**Stated goal**
Locate each line holding the string "воді" and copy it.

[Part of a data file]
--- start ---

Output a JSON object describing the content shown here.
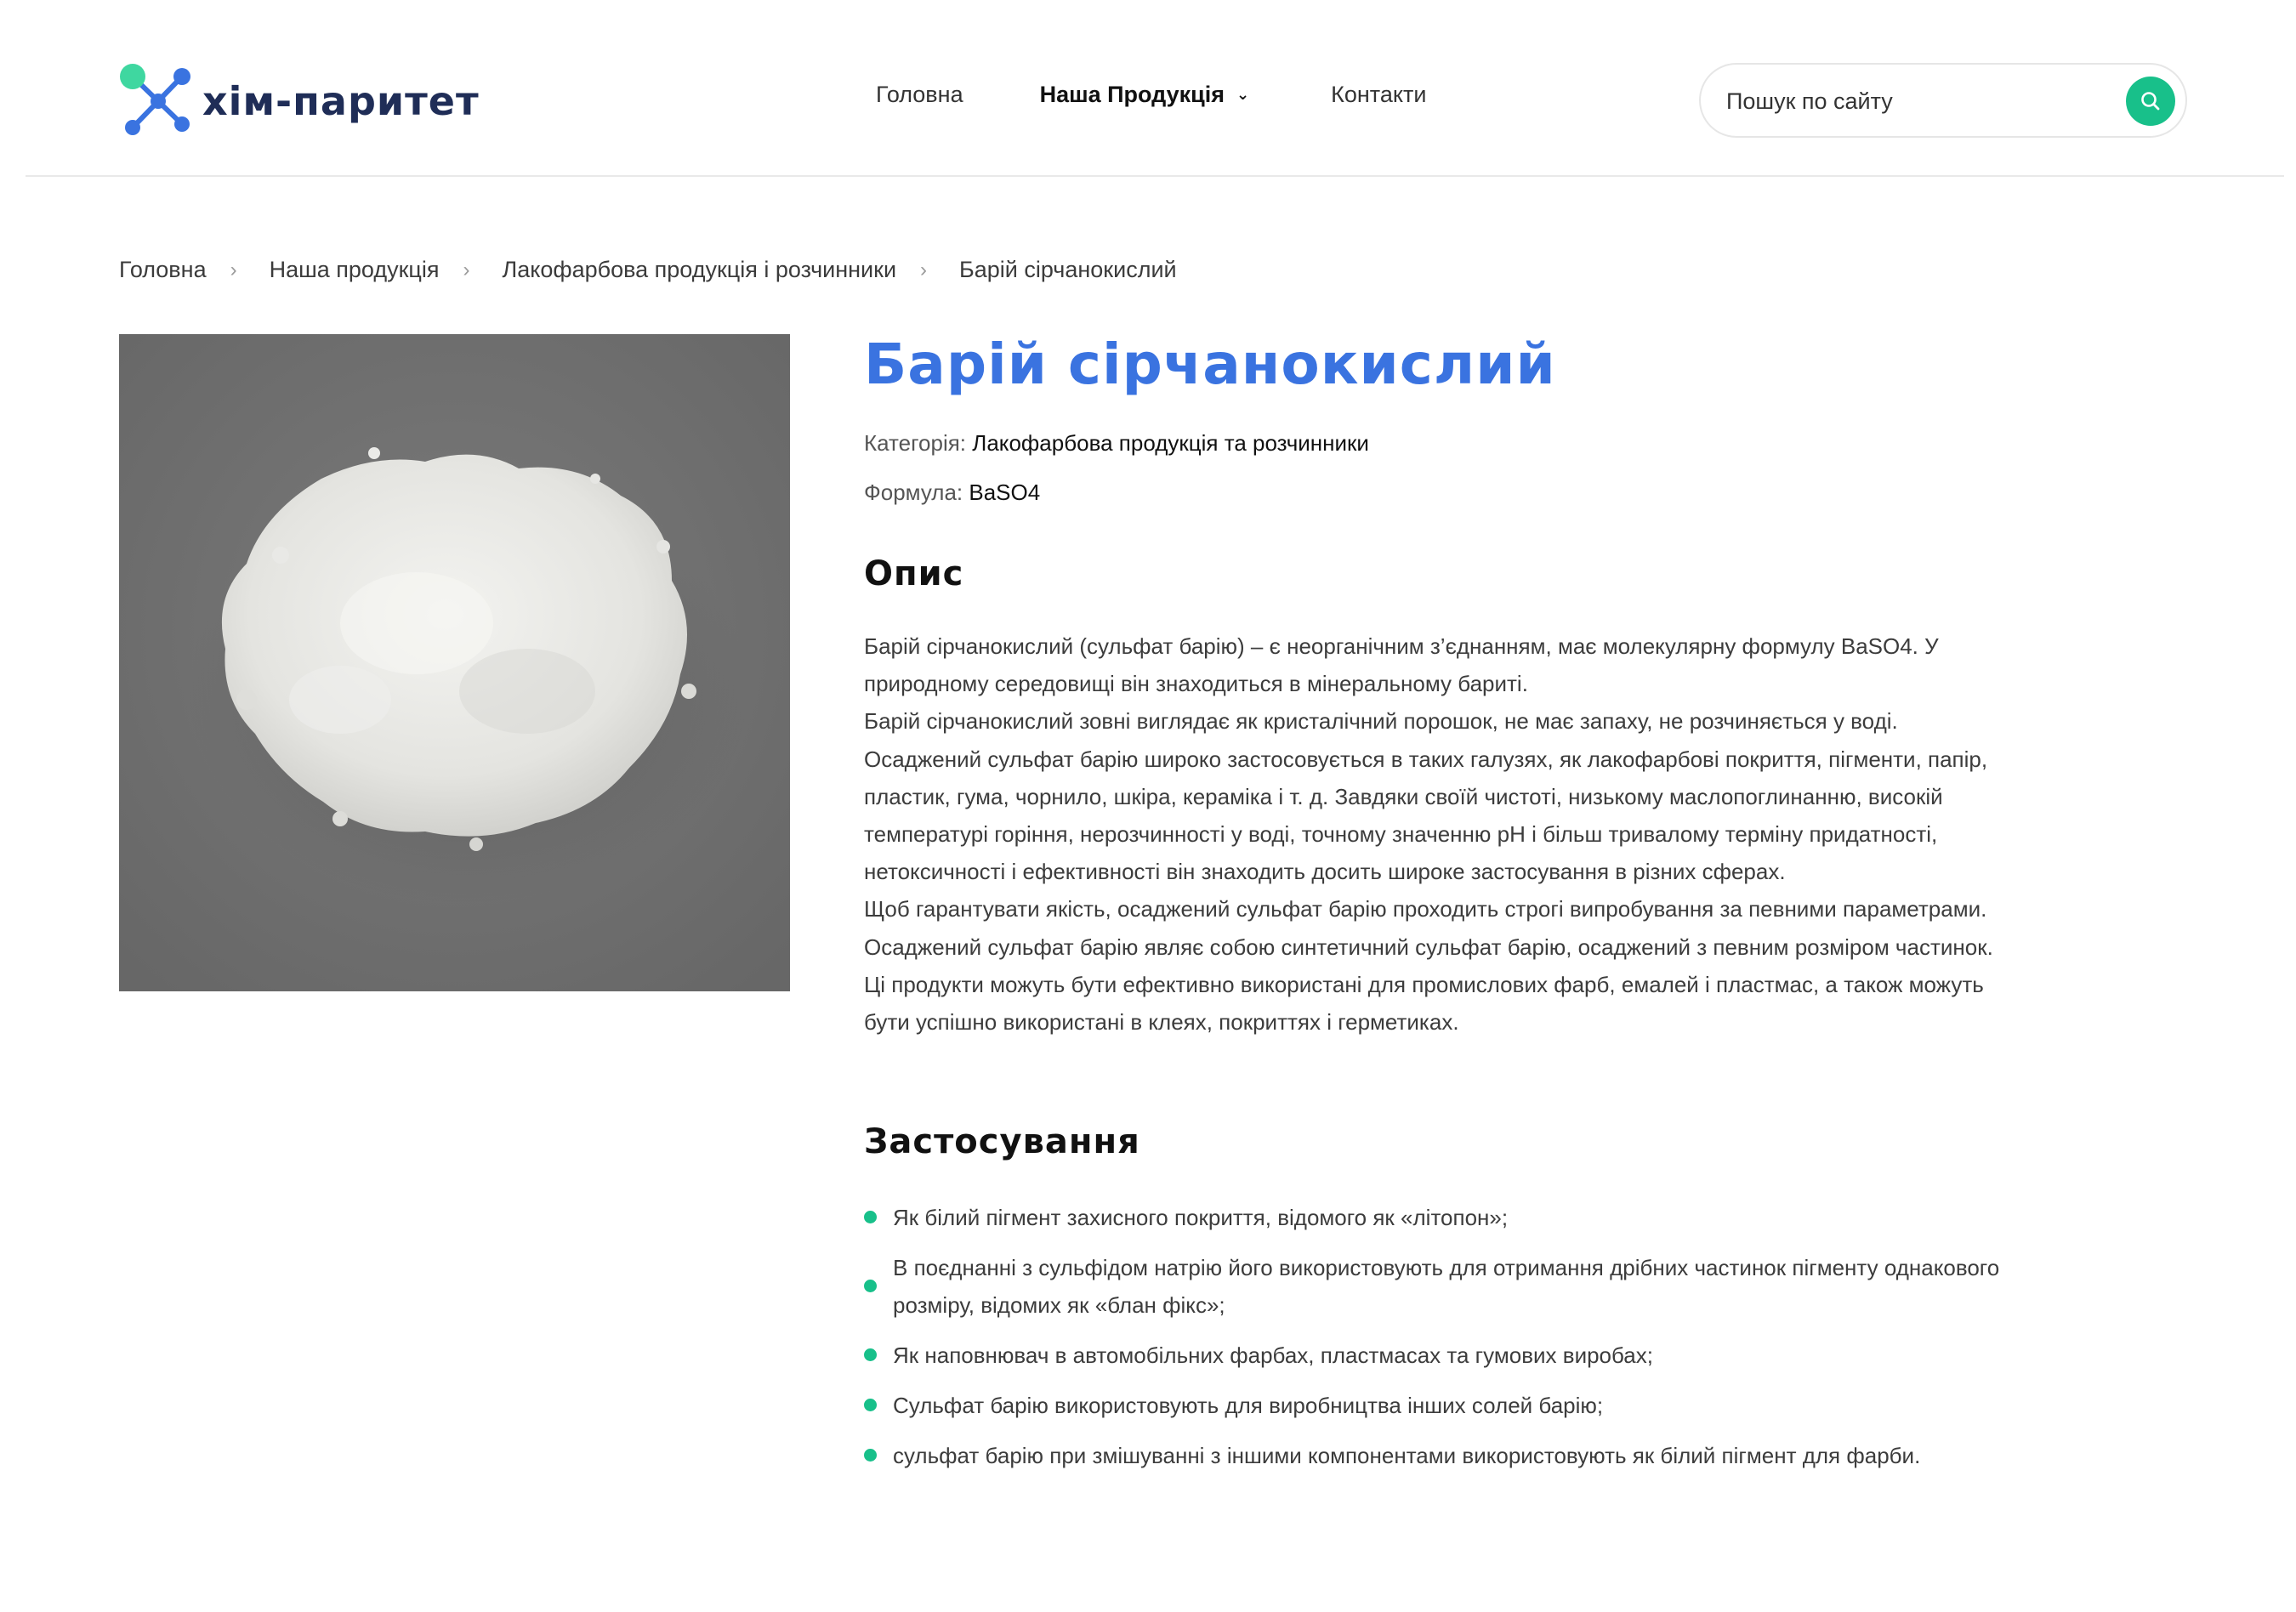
{
  "brand": {
    "name": "хім-паритет",
    "colors": {
      "blue": "#3a73e0",
      "green": "#18c08a",
      "dark": "#1f2d57"
    }
  },
  "nav": {
    "home": "Головна",
    "products": "Наша Продукція",
    "contacts": "Контакти"
  },
  "search": {
    "placeholder": "Пошук по сайту",
    "icon": "search-icon"
  },
  "breadcrumb": [
    "Головна",
    "Наша продукція",
    "Лакофарбова продукція і розчинники",
    "Барій сірчанокислий"
  ],
  "product": {
    "title": "Барій сірчанокислий",
    "category_label": "Категорія:",
    "category_value": "Лакофарбова продукція та розчинники",
    "formula_label": "Формула:",
    "formula_value": "BaSO4",
    "image": "white-powder-photo"
  },
  "description": {
    "heading": "Опис",
    "paragraphs": [
      "Барій сірчанокислий (сульфат барію) – є неорганічним з’єднанням, має молекулярну формулу BaSO4. У природному середовищі він знаходиться в мінеральному бариті.",
      "Барій сірчанокислий зовні виглядає як кристалічний порошок, не має запаху, не розчиняється у воді.",
      "Осаджений сульфат барію широко застосовується в таких галузях, як лакофарбові покриття, пігменти, папір, пластик, гума, чорнило, шкіра, кераміка і т. д. Завдяки своїй чистоті, низькому маслопоглинанню, високій температурі горіння, нерозчинності у воді, точному значенню pH і більш тривалому терміну придатності, нетоксичності і ефективності він знаходить досить широке застосування в різних сферах.",
      "Щоб гарантувати якість, осаджений сульфат барію проходить строгі випробування за певними параметрами.",
      "Осаджений сульфат барію являє собою синтетичний сульфат барію, осаджений з певним розміром частинок. Ці продукти можуть бути ефективно використані для промислових фарб, емалей і пластмас, а також можуть бути успішно використані в клеях, покриттях і герметиках."
    ]
  },
  "applications": {
    "heading": "Застосування",
    "items": [
      "Як білий пігмент захисного покриття, відомого як «літопон»;",
      "В поєднанні з сульфідом натрію його використовують для отримання дрібних частинок пігменту однакового розміру, відомих як «блан фікс»;",
      "Як наповнювач в автомобільних фарбах, пластмасах та гумових виробах;",
      "Сульфат барію використовують для виробництва інших солей барію;",
      "сульфат барію при змішуванні з іншими компонентами використовують як білий пігмент для фарби."
    ]
  }
}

--- end ---

**Written solution**
      "Барій сірчанокислий зовні виглядає як кристалічний порошок, не має запаху, не розчиняється у воді.",
      "Осаджений сульфат барію широко застосовується в таких галузях, як лакофарбові покриття, пігменти, папір, пластик, гума, чорнило, шкіра, кераміка і т. д. Завдяки своїй чистоті, низькому маслопоглинанню, високій температурі горіння, нерозчинності у воді, точному значенню pH і більш тривалому терміну придатності, нетоксичності і ефективності він знаходить досить широке застосування в різних сферах.",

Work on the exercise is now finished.